[Figure content listings]:
◇ ◇ ◇ ◇ ◇
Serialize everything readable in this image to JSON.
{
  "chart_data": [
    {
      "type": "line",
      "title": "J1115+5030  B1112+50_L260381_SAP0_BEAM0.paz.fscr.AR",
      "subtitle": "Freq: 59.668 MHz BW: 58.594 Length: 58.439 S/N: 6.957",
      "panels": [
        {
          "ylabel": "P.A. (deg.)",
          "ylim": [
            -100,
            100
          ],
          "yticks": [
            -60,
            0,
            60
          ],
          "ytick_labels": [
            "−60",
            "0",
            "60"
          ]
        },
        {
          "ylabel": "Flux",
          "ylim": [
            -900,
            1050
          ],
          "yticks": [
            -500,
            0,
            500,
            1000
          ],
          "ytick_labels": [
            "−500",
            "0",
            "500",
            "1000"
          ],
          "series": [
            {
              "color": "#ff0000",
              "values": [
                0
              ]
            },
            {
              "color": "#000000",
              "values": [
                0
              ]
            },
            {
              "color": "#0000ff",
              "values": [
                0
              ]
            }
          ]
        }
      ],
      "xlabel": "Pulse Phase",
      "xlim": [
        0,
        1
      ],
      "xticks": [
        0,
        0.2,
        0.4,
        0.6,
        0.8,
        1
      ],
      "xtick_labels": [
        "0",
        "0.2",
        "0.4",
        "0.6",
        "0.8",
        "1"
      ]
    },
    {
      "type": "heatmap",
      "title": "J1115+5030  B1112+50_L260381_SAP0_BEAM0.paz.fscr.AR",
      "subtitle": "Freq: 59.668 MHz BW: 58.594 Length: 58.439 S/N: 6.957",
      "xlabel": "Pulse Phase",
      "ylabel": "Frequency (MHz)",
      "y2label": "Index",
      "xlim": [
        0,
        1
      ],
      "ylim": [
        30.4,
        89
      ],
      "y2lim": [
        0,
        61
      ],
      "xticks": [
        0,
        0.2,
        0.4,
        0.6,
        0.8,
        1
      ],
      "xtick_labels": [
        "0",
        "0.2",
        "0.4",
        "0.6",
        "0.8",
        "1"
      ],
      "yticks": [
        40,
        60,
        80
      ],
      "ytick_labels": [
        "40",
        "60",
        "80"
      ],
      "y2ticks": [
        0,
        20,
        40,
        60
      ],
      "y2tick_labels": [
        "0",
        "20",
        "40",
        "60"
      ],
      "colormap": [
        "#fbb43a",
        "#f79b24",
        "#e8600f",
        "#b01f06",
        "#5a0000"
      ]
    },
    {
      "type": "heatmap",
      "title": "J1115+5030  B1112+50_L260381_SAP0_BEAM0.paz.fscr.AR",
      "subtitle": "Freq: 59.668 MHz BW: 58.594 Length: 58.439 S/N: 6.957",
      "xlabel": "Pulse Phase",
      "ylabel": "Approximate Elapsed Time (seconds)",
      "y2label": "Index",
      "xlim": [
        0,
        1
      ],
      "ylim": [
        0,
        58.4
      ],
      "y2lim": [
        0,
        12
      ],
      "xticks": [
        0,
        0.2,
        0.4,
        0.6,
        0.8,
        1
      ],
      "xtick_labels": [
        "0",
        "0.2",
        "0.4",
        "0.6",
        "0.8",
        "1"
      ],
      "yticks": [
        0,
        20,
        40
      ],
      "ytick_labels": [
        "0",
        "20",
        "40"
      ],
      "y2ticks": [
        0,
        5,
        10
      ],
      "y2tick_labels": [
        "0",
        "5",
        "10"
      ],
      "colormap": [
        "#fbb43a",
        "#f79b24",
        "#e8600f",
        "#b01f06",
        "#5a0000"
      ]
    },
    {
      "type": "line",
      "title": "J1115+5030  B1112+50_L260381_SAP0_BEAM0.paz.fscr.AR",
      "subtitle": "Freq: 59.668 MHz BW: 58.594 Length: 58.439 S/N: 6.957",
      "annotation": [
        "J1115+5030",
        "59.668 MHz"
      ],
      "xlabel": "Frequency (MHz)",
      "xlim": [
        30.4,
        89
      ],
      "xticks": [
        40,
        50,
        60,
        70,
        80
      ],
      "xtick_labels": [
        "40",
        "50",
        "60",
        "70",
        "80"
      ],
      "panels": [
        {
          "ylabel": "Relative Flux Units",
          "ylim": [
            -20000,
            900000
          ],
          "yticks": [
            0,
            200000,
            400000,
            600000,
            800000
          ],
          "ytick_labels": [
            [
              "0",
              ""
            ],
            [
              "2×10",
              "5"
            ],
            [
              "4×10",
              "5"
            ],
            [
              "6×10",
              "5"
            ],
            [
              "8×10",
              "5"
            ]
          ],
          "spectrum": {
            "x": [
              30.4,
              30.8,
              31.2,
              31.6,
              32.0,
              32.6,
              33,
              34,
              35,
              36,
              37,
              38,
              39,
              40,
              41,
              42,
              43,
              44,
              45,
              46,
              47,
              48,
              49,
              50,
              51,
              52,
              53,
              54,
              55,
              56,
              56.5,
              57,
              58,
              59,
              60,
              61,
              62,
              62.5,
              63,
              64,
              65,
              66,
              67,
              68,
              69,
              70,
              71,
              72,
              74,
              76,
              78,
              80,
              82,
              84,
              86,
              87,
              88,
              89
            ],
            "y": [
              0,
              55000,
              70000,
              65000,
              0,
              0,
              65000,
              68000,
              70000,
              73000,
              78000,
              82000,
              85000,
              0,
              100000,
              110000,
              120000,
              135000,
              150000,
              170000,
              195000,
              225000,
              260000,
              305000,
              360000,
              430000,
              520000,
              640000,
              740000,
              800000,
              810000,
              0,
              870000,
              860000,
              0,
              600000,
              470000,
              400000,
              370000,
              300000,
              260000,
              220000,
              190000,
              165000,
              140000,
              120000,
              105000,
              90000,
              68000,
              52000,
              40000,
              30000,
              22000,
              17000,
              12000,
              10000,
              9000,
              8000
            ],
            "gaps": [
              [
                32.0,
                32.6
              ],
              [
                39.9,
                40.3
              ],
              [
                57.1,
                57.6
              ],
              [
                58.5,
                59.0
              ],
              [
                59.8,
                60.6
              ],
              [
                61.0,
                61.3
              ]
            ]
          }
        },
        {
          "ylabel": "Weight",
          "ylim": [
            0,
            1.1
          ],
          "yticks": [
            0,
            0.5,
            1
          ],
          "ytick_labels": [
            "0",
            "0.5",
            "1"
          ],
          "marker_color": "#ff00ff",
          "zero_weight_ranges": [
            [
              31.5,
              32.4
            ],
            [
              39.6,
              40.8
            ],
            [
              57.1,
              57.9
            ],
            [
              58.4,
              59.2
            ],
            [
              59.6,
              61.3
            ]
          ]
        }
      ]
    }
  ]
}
◇ ◇ ◇ ◇ ◇
[STATED GOAL]: Output the listing above word for word.

[RESPONSE TO THIS TASK]:
Serialize everything readable in this image to JSON.
{
  "chart_data": [
    {
      "type": "line",
      "title": "J1115+5030  B1112+50_L260381_SAP0_BEAM0.paz.fscr.AR",
      "subtitle": "Freq: 59.668 MHz BW: 58.594 Length: 58.439 S/N: 6.957",
      "panels": [
        {
          "ylabel": "P.A. (deg.)",
          "ylim": [
            -100,
            100
          ],
          "yticks": [
            -60,
            0,
            60
          ],
          "ytick_labels": [
            "−60",
            "0",
            "60"
          ]
        },
        {
          "ylabel": "Flux",
          "ylim": [
            -900,
            1050
          ],
          "yticks": [
            -500,
            0,
            500,
            1000
          ],
          "ytick_labels": [
            "−500",
            "0",
            "500",
            "1000"
          ],
          "series": [
            {
              "color": "#ff0000",
              "values": [
                0
              ]
            },
            {
              "color": "#000000",
              "values": [
                0
              ]
            },
            {
              "color": "#0000ff",
              "values": [
                0
              ]
            }
          ]
        }
      ],
      "xlabel": "Pulse Phase",
      "xlim": [
        0,
        1
      ],
      "xticks": [
        0,
        0.2,
        0.4,
        0.6,
        0.8,
        1
      ],
      "xtick_labels": [
        "0",
        "0.2",
        "0.4",
        "0.6",
        "0.8",
        "1"
      ]
    },
    {
      "type": "heatmap",
      "title": "J1115+5030  B1112+50_L260381_SAP0_BEAM0.paz.fscr.AR",
      "subtitle": "Freq: 59.668 MHz BW: 58.594 Length: 58.439 S/N: 6.957",
      "xlabel": "Pulse Phase",
      "ylabel": "Frequency (MHz)",
      "y2label": "Index",
      "xlim": [
        0,
        1
      ],
      "ylim": [
        30.4,
        89
      ],
      "y2lim": [
        0,
        61
      ],
      "xticks": [
        0,
        0.2,
        0.4,
        0.6,
        0.8,
        1
      ],
      "xtick_labels": [
        "0",
        "0.2",
        "0.4",
        "0.6",
        "0.8",
        "1"
      ],
      "yticks": [
        40,
        60,
        80
      ],
      "ytick_labels": [
        "40",
        "60",
        "80"
      ],
      "y2ticks": [
        0,
        20,
        40,
        60
      ],
      "y2tick_labels": [
        "0",
        "20",
        "40",
        "60"
      ],
      "colormap": [
        "#fbb43a",
        "#f79b24",
        "#e8600f",
        "#b01f06",
        "#5a0000"
      ]
    },
    {
      "type": "heatmap",
      "title": "J1115+5030  B1112+50_L260381_SAP0_BEAM0.paz.fscr.AR",
      "subtitle": "Freq: 59.668 MHz BW: 58.594 Length: 58.439 S/N: 6.957",
      "xlabel": "Pulse Phase",
      "ylabel": "Approximate Elapsed Time (seconds)",
      "y2label": "Index",
      "xlim": [
        0,
        1
      ],
      "ylim": [
        0,
        58.4
      ],
      "y2lim": [
        0,
        12
      ],
      "xticks": [
        0,
        0.2,
        0.4,
        0.6,
        0.8,
        1
      ],
      "xtick_labels": [
        "0",
        "0.2",
        "0.4",
        "0.6",
        "0.8",
        "1"
      ],
      "yticks": [
        0,
        20,
        40
      ],
      "ytick_labels": [
        "0",
        "20",
        "40"
      ],
      "y2ticks": [
        0,
        5,
        10
      ],
      "y2tick_labels": [
        "0",
        "5",
        "10"
      ],
      "colormap": [
        "#fbb43a",
        "#f79b24",
        "#e8600f",
        "#b01f06",
        "#5a0000"
      ]
    },
    {
      "type": "line",
      "title": "J1115+5030  B1112+50_L260381_SAP0_BEAM0.paz.fscr.AR",
      "subtitle": "Freq: 59.668 MHz BW: 58.594 Length: 58.439 S/N: 6.957",
      "annotation": [
        "J1115+5030",
        "59.668 MHz"
      ],
      "xlabel": "Frequency (MHz)",
      "xlim": [
        30.4,
        89
      ],
      "xticks": [
        40,
        50,
        60,
        70,
        80
      ],
      "xtick_labels": [
        "40",
        "50",
        "60",
        "70",
        "80"
      ],
      "panels": [
        {
          "ylabel": "Relative Flux Units",
          "ylim": [
            -20000,
            900000
          ],
          "yticks": [
            0,
            200000,
            400000,
            600000,
            800000
          ],
          "ytick_labels": [
            [
              "0",
              ""
            ],
            [
              "2×10",
              "5"
            ],
            [
              "4×10",
              "5"
            ],
            [
              "6×10",
              "5"
            ],
            [
              "8×10",
              "5"
            ]
          ],
          "spectrum": {
            "x": [
              30.4,
              30.8,
              31.2,
              31.6,
              32.0,
              32.6,
              33,
              34,
              35,
              36,
              37,
              38,
              39,
              40,
              41,
              42,
              43,
              44,
              45,
              46,
              47,
              48,
              49,
              50,
              51,
              52,
              53,
              54,
              55,
              56,
              56.5,
              57,
              58,
              59,
              60,
              61,
              62,
              62.5,
              63,
              64,
              65,
              66,
              67,
              68,
              69,
              70,
              71,
              72,
              74,
              76,
              78,
              80,
              82,
              84,
              86,
              87,
              88,
              89
            ],
            "y": [
              0,
              55000,
              70000,
              65000,
              0,
              0,
              65000,
              68000,
              70000,
              73000,
              78000,
              82000,
              85000,
              0,
              100000,
              110000,
              120000,
              135000,
              150000,
              170000,
              195000,
              225000,
              260000,
              305000,
              360000,
              430000,
              520000,
              640000,
              740000,
              800000,
              810000,
              0,
              870000,
              860000,
              0,
              600000,
              470000,
              400000,
              370000,
              300000,
              260000,
              220000,
              190000,
              165000,
              140000,
              120000,
              105000,
              90000,
              68000,
              52000,
              40000,
              30000,
              22000,
              17000,
              12000,
              10000,
              9000,
              8000
            ],
            "gaps": [
              [
                32.0,
                32.6
              ],
              [
                39.9,
                40.3
              ],
              [
                57.1,
                57.6
              ],
              [
                58.5,
                59.0
              ],
              [
                59.8,
                60.6
              ],
              [
                61.0,
                61.3
              ]
            ]
          }
        },
        {
          "ylabel": "Weight",
          "ylim": [
            0,
            1.1
          ],
          "yticks": [
            0,
            0.5,
            1
          ],
          "ytick_labels": [
            "0",
            "0.5",
            "1"
          ],
          "marker_color": "#ff00ff",
          "zero_weight_ranges": [
            [
              31.5,
              32.4
            ],
            [
              39.6,
              40.8
            ],
            [
              57.1,
              57.9
            ],
            [
              58.4,
              59.2
            ],
            [
              59.6,
              61.3
            ]
          ]
        }
      ]
    }
  ]
}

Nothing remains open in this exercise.